* _Required work_:
Show all lines from the listing below that contain "emoji".

* _Stored data entries_:

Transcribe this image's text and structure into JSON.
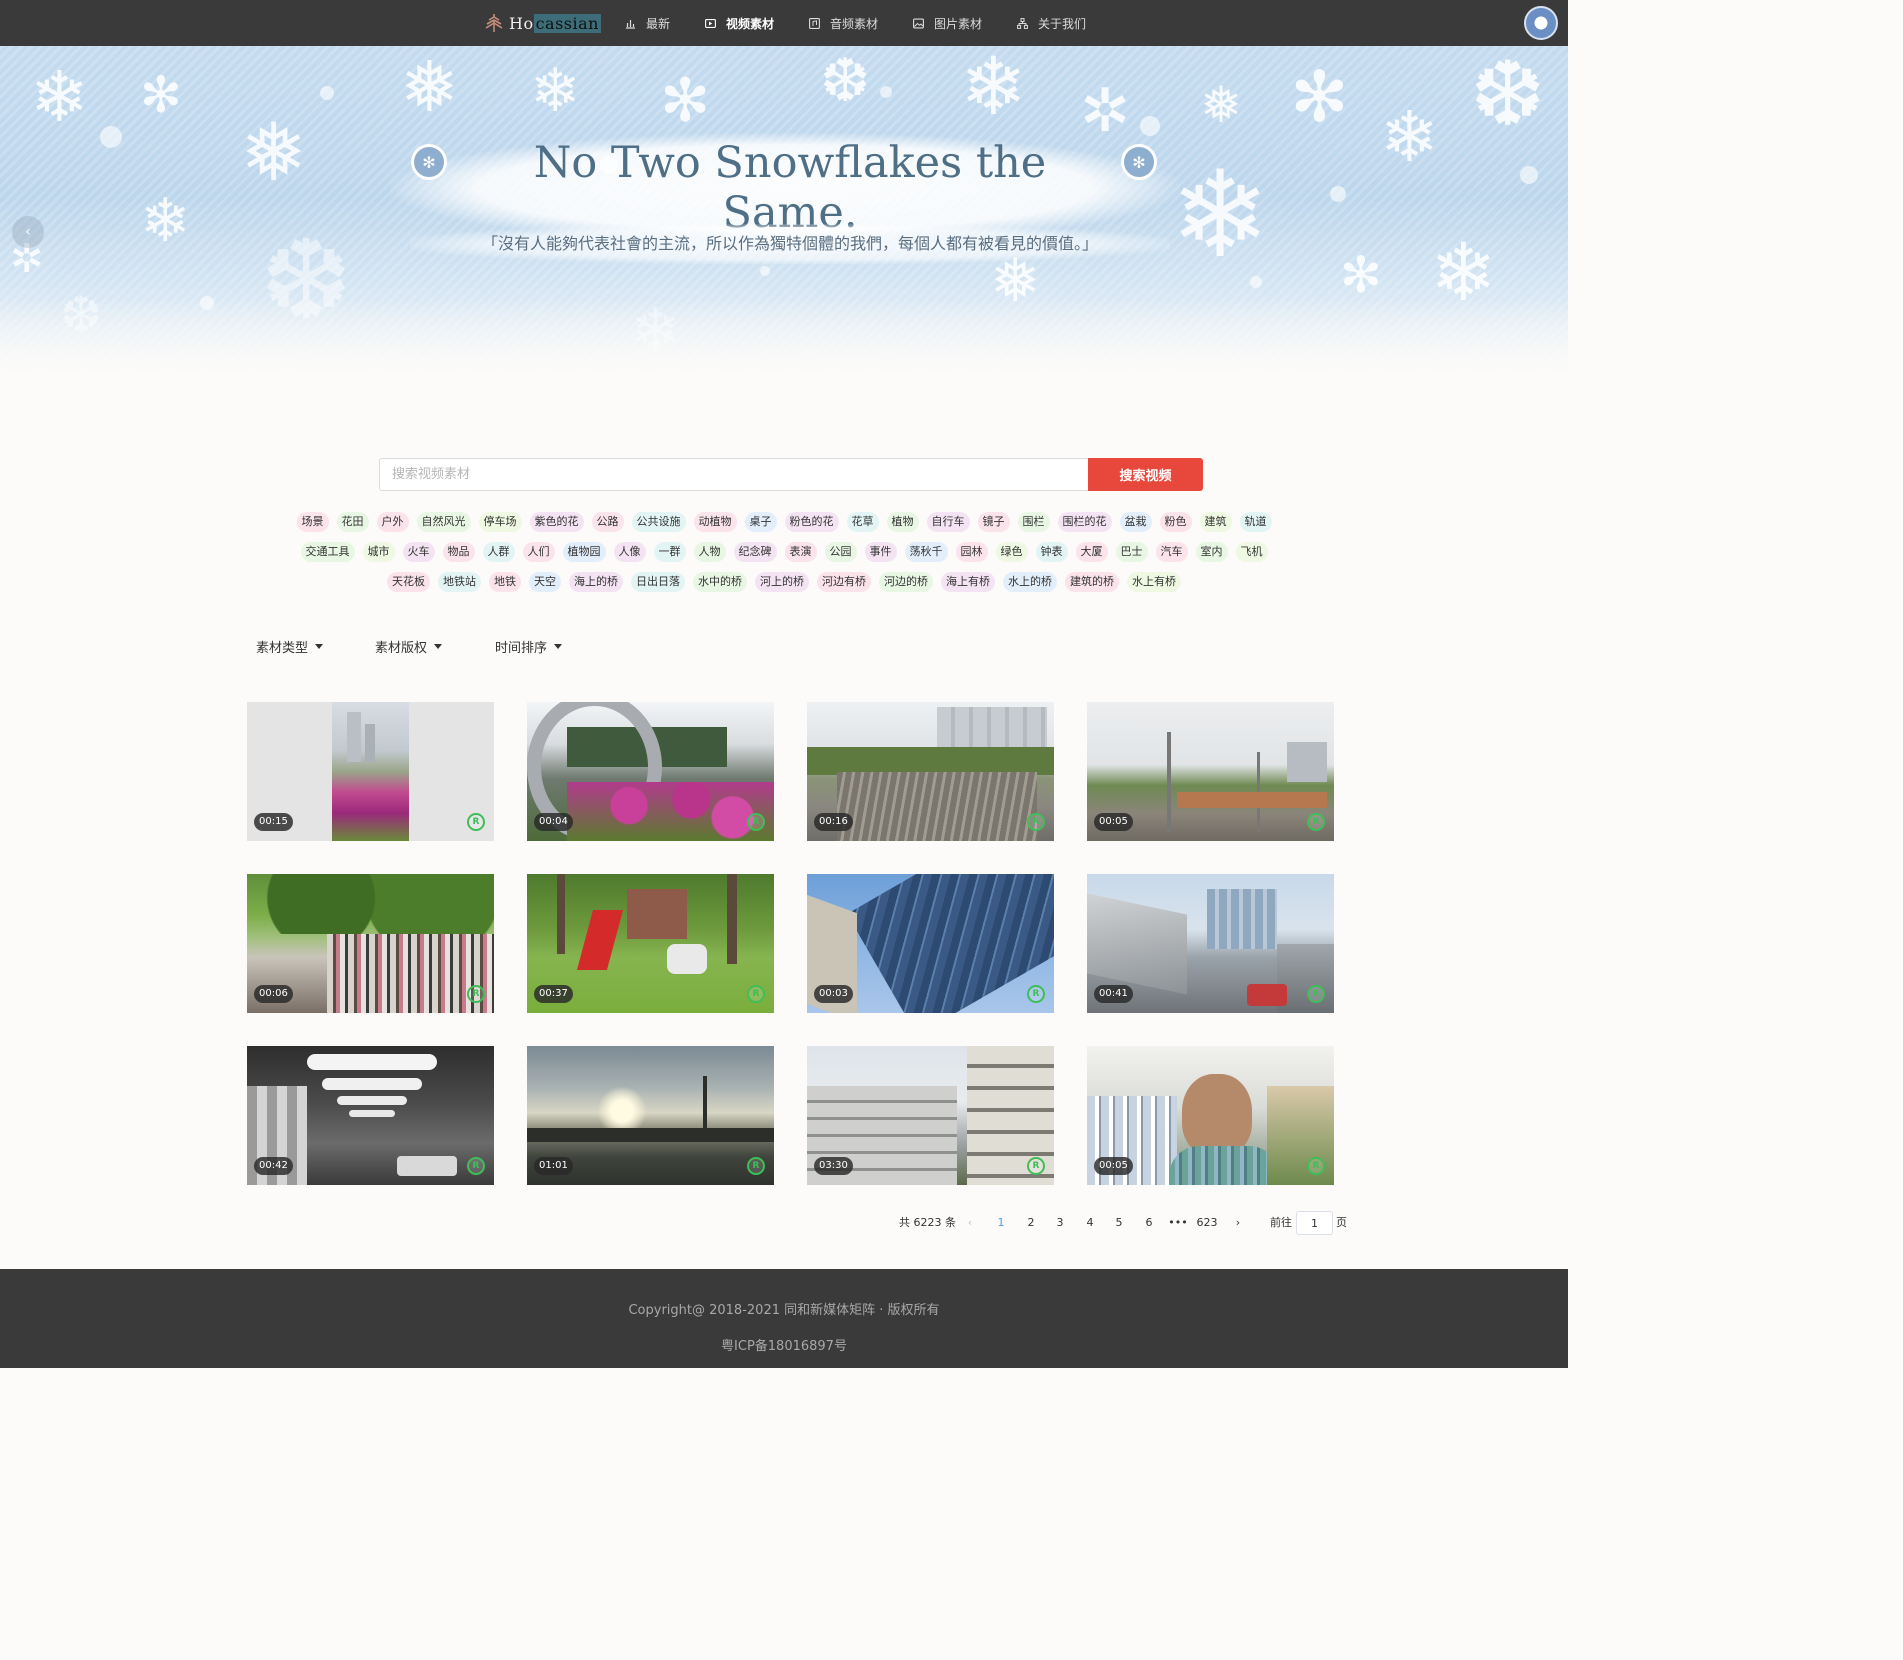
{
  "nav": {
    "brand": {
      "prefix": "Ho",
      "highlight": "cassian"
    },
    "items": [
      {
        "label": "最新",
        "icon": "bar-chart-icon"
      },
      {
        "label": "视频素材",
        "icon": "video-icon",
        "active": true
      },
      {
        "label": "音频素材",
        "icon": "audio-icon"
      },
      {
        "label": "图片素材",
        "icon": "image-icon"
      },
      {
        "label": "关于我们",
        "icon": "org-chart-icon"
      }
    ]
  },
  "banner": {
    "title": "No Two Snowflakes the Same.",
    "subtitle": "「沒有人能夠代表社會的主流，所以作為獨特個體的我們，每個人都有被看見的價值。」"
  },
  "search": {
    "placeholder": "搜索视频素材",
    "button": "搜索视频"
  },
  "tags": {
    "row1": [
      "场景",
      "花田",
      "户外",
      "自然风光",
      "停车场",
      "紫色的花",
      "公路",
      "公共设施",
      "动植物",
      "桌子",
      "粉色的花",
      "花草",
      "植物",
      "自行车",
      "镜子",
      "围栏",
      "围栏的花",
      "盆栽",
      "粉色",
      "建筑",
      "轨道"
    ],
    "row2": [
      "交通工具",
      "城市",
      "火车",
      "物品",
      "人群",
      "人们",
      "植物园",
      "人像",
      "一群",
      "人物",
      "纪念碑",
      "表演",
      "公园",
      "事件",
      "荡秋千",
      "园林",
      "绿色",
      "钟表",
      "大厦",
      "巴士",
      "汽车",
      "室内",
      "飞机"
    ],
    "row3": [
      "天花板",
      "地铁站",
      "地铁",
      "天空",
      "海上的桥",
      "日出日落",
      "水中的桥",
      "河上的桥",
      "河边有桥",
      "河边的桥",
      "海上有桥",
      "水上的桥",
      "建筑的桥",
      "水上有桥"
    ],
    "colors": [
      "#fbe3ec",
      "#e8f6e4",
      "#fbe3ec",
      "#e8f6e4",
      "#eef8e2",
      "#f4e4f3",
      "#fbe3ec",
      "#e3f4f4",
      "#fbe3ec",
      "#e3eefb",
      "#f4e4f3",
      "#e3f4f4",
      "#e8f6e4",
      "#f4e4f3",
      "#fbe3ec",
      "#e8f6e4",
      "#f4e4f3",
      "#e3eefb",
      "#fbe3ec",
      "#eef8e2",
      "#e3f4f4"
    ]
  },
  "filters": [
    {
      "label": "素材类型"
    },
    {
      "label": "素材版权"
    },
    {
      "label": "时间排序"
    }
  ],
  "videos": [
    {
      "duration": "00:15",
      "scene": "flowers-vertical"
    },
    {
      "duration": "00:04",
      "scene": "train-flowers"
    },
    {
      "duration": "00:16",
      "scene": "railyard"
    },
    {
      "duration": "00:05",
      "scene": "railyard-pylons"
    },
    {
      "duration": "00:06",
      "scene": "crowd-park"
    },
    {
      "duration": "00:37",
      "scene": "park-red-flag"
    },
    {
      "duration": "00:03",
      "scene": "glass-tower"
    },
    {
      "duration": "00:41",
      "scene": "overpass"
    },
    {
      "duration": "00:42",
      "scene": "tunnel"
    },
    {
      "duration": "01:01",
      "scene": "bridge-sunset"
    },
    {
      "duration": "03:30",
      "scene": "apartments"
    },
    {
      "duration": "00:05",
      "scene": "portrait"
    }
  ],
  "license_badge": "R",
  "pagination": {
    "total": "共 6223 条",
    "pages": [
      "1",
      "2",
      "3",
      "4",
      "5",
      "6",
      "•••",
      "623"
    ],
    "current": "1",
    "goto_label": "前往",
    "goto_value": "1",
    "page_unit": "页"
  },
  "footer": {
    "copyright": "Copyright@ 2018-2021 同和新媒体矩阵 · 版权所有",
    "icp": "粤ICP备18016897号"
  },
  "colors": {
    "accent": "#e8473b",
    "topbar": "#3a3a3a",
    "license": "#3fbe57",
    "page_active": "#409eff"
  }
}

==

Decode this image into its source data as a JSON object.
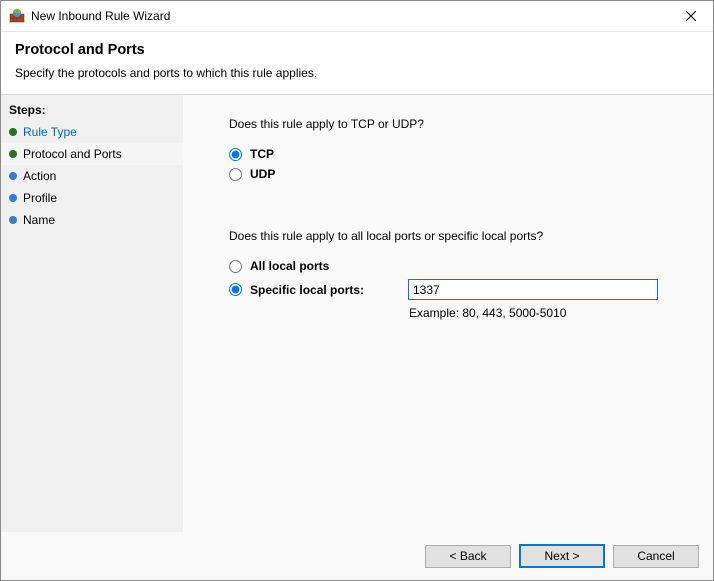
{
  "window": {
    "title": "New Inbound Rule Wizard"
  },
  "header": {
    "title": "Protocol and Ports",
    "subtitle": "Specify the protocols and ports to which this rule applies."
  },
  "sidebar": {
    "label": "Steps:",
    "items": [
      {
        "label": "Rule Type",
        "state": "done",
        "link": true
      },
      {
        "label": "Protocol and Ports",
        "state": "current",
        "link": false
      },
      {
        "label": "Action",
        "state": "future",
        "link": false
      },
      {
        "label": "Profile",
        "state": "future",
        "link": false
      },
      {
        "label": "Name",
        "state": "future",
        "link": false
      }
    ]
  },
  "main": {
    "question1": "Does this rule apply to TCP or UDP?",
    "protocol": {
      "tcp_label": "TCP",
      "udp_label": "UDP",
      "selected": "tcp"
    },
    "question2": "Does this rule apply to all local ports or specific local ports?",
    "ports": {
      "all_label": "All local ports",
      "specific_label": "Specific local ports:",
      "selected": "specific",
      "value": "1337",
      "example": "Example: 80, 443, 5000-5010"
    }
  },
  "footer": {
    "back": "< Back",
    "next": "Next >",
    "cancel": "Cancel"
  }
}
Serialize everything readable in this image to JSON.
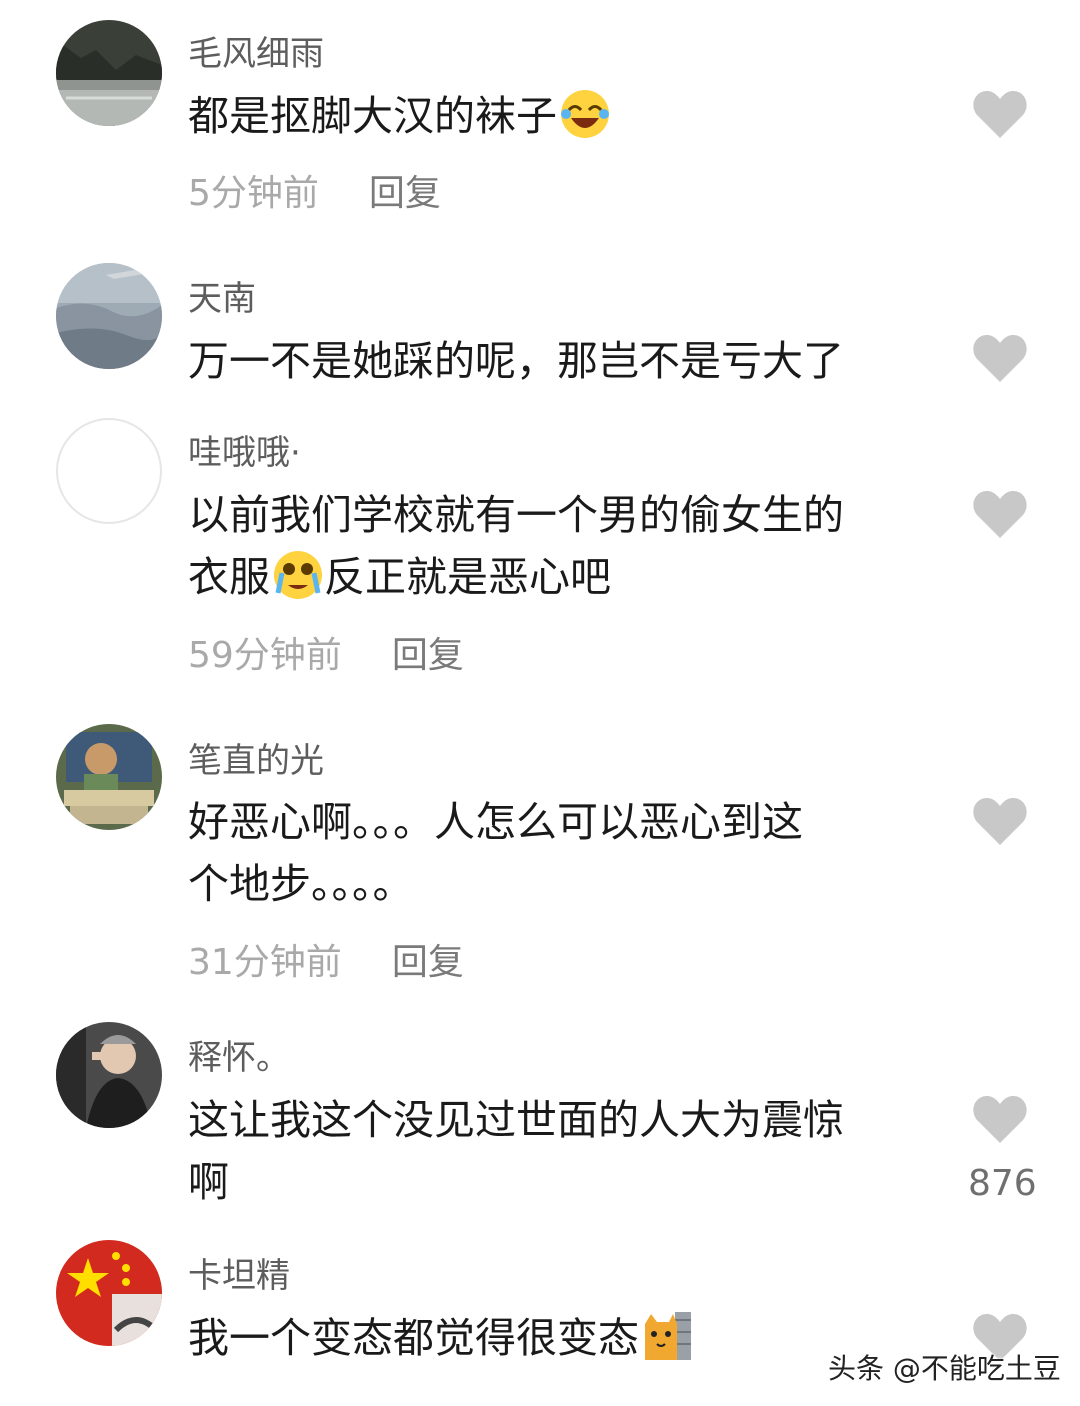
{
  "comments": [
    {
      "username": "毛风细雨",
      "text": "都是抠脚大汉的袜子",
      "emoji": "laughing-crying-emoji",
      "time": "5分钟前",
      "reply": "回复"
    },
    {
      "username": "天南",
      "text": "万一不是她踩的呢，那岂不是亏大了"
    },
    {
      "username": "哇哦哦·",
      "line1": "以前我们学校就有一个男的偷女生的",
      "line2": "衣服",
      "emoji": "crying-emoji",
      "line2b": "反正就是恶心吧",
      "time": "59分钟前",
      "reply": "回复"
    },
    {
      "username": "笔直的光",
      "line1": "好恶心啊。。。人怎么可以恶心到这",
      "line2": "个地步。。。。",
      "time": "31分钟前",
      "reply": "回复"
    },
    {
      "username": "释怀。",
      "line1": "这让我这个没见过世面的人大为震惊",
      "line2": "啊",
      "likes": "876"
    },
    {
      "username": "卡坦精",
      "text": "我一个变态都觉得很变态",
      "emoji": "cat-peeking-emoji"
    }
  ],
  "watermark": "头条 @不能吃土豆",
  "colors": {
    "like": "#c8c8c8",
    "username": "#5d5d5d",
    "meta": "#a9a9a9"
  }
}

* _Exercise response_:
      "emoji": "laughing-crying-emoji",
      "emoji": "crying-emoji",
      "emoji": "cat-peeking-emoji"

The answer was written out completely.